● **Exercise task**
Repeat the lines below word for word, beginning at the line that contains "Polygon shape: [244, 14, 261, 27]" and stopping after the line that contains "X-axis label: Time".

(Element region listings)
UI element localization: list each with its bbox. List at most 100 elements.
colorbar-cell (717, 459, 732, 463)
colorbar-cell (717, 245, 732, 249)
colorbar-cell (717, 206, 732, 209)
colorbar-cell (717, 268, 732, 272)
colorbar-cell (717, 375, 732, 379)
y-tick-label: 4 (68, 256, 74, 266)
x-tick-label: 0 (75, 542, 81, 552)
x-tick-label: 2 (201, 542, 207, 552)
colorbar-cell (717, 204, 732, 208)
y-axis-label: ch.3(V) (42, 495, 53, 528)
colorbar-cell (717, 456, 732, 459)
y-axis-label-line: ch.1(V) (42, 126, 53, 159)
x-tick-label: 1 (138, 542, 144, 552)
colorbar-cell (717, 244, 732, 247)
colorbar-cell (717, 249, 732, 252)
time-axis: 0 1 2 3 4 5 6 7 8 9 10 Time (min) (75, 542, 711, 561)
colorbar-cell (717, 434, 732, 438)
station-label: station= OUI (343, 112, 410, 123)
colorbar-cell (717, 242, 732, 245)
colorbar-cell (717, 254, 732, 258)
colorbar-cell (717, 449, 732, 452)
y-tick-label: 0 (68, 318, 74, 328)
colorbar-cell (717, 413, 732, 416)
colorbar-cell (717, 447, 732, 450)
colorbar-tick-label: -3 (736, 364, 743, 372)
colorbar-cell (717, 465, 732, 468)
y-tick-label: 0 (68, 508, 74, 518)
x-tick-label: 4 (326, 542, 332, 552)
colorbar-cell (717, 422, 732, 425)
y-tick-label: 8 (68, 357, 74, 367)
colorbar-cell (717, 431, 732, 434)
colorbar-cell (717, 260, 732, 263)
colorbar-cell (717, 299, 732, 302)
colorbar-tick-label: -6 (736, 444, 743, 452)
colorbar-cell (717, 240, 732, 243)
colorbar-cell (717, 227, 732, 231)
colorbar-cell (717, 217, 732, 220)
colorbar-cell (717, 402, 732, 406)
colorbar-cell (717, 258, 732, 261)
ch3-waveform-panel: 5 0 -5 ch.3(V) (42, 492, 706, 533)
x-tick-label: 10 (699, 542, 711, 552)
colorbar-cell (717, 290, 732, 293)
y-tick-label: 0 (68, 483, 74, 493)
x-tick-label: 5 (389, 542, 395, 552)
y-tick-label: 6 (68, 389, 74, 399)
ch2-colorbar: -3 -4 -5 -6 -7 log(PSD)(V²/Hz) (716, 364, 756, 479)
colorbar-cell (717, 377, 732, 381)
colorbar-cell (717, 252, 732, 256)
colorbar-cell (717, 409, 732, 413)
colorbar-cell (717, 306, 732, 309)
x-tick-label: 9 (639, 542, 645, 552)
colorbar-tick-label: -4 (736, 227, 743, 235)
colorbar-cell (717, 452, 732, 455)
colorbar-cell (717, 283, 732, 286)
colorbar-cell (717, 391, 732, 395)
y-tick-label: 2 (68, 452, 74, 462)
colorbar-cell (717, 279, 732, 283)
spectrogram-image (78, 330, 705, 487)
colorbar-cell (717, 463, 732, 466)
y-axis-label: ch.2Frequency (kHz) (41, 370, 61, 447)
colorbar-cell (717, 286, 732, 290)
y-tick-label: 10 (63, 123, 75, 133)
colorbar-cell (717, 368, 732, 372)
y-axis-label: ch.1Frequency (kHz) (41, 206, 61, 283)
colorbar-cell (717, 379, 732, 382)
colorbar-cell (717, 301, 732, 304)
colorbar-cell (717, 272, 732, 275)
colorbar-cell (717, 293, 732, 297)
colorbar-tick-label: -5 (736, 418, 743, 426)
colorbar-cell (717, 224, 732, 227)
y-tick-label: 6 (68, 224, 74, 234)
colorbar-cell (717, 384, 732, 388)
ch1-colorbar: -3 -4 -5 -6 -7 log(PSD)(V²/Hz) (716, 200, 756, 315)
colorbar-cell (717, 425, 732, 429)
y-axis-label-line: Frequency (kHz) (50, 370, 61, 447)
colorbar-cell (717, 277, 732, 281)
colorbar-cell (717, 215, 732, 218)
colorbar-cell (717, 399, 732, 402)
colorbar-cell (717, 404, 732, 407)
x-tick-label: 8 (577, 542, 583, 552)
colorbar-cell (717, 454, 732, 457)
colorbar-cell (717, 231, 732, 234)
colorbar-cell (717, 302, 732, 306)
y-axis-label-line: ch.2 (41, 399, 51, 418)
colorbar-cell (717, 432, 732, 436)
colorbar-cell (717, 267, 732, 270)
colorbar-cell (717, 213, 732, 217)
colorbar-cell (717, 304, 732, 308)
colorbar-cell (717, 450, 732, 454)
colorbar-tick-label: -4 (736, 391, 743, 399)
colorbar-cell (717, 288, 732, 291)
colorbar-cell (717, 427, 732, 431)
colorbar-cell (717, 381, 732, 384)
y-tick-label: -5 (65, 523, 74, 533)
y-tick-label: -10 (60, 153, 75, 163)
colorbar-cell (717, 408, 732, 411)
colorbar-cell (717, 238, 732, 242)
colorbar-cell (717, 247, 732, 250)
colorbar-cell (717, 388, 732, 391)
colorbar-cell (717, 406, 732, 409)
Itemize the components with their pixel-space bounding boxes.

* * *

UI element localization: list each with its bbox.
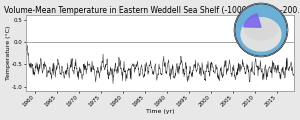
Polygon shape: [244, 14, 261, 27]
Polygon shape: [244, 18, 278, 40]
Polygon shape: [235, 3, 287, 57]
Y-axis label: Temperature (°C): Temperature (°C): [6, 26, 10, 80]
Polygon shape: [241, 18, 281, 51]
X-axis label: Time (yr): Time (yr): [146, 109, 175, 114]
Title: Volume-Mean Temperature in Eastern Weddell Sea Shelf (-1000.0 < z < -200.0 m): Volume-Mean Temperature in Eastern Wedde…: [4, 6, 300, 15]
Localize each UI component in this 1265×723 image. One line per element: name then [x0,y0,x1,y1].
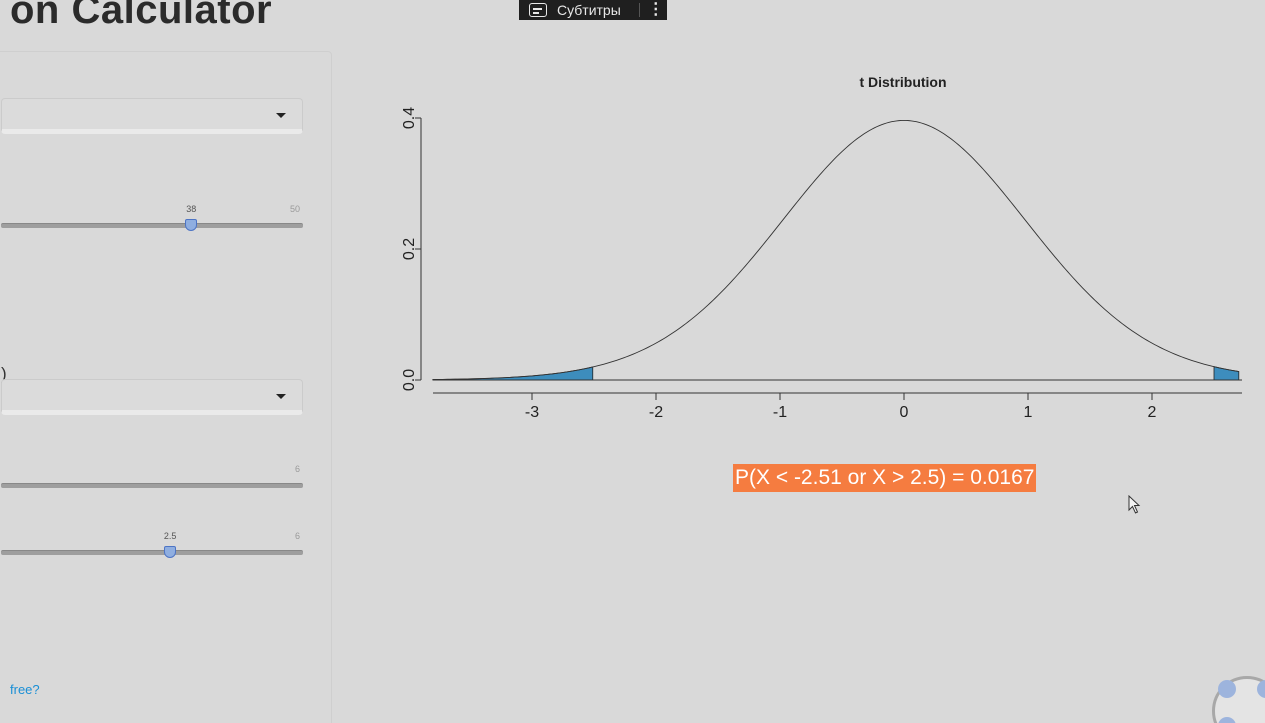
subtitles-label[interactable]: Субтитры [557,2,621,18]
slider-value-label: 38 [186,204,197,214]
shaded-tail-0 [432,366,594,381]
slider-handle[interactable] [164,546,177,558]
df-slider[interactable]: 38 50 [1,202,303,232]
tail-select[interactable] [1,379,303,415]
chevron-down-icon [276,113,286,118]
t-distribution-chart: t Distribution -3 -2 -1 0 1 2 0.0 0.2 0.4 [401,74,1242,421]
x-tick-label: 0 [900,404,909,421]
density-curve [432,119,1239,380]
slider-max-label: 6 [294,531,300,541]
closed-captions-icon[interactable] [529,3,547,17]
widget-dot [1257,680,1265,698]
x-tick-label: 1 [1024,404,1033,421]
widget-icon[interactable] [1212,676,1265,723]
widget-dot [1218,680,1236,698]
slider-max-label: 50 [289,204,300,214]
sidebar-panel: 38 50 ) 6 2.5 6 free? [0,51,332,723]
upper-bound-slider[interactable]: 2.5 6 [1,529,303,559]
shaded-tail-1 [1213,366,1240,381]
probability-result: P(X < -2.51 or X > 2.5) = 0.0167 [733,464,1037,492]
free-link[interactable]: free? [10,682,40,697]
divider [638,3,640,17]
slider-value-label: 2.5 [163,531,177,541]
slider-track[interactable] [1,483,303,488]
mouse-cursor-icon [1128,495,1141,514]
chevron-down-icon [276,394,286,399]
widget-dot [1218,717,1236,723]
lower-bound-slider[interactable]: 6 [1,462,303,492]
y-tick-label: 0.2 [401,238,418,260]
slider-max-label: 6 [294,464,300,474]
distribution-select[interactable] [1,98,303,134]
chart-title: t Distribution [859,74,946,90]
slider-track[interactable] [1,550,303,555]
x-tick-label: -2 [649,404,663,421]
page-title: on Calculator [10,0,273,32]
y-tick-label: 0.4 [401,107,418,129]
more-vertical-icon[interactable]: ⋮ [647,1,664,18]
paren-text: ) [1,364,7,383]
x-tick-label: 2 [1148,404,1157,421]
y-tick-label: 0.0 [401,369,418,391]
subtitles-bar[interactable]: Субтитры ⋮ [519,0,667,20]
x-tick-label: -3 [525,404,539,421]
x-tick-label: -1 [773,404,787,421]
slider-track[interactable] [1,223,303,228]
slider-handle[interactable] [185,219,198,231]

● **Correct answer**
Polygon shape: [244, 14, 261, 27]
Polygon shape: [244, 18, 278, 40]
Polygon shape: [235, 3, 287, 57]
Y-axis label: Temperature (°C): Temperature (°C): [6, 26, 10, 80]
Polygon shape: [241, 18, 281, 51]
X-axis label: Time (yr): Time (yr): [146, 109, 175, 114]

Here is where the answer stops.